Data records
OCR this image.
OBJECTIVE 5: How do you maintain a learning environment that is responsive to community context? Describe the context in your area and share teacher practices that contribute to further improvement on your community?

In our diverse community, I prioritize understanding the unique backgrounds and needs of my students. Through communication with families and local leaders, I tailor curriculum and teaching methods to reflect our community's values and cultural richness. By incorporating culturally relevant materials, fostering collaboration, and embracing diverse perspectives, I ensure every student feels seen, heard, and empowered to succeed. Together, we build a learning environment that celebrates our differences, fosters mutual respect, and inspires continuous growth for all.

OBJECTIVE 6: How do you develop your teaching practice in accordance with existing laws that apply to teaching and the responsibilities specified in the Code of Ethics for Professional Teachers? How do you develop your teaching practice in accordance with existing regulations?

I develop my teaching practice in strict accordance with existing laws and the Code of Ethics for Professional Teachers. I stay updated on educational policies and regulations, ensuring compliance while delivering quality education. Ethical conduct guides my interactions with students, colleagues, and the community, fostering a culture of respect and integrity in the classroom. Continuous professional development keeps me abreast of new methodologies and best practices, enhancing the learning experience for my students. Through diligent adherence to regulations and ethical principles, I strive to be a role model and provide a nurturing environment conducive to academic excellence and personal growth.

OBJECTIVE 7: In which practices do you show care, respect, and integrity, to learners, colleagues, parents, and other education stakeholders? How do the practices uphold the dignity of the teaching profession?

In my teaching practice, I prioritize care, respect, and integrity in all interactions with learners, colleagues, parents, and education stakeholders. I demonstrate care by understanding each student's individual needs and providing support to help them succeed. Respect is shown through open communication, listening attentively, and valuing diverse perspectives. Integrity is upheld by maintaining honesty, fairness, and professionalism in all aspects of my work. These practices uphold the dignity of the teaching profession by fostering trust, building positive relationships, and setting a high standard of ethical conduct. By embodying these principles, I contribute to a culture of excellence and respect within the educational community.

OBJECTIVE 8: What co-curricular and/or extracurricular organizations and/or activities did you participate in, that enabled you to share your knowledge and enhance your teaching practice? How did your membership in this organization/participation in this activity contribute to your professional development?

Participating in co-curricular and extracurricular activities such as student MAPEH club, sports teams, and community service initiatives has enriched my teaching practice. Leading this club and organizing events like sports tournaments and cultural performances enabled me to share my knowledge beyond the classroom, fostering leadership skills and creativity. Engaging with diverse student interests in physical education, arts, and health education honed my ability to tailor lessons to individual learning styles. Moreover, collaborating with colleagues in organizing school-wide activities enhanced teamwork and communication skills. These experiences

Exercise prompt: Transcribe each entry exactly.

Result of the exercise:
OCR this image.
OBJECTIVE 5: How do you maintain a learning environment that is responsive to community context? Describe the context in your area and share teacher practices that contribute to further improvement on your community?

In our diverse community, I prioritize understanding the unique backgrounds and needs of my students. Through communication with families and local leaders, I tailor curriculum and teaching methods to reflect our community's values and cultural richness. By incorporating culturally relevant materials, fostering collaboration, and embracing diverse perspectives, I ensure every student feels seen, heard, and empowered to succeed. Together, we build a learning environment that celebrates our differences, fosters mutual respect, and inspires continuous growth for all.

OBJECTIVE 6: How do you develop your teaching practice in accordance with existing laws that apply to teaching and the responsibilities specified in the Code of Ethics for Professional Teachers? How do you develop your teaching practice in accordance with existing regulations?

I develop my teaching practice in strict accordance with existing laws and the Code of Ethics for Professional Teachers. I stay updated on educational policies and regulations, ensuring compliance while delivering quality education. Ethical conduct guides my interactions with students, colleagues, and the community, fostering a culture of respect and integrity in the classroom. Continuous professional development keeps me abreast of new methodologies and best practices, enhancing the learning experience for my students. Through diligent adherence to regulations and ethical principles, I strive to be a role model and provide a nurturing environment conducive to academic excellence and personal growth.

OBJECTIVE 7: In which practices do you show care, respect, and integrity, to learners, colleagues, parents, and other education stakeholders? How do the practices uphold the dignity of the teaching profession?

In my teaching practice, I prioritize care, respect, and integrity in all interactions with learners, colleagues, parents, and education stakeholders. I demonstrate care by understanding each student's individual needs and providing support to help them succeed. Respect is shown through open communication, listening attentively, and valuing diverse perspectives. Integrity is upheld by maintaining honesty, fairness, and professionalism in all aspects of my work. These practices uphold the dignity of the teaching profession by fostering trust, building positive relationships, and setting a high standard of ethical conduct. By embodying these principles, I contribute to a culture of excellence and respect within the educational community.

OBJECTIVE 8: What co-curricular and/or extracurricular organizations and/or activities did you participate in, that enabled you to share your knowledge and enhance your teaching practice? How did your membership in this organization/participation in this activity contribute to your professional development?

Participating in co-curricular and extracurricular activities such as student MAPEH club, sports teams, and community service initiatives has enriched my teaching practice. Leading this club and organizing events like sports tournaments and cultural performances enabled me to share my knowledge beyond the classroom, fostering leadership skills and creativity. Engaging with diverse student interests in physical education, arts, and health education honed my ability to tailor lessons to individual learning styles. Moreover, collaborating with colleagues in organizing school-wide activities enhanced teamwork and communication skills. These experiences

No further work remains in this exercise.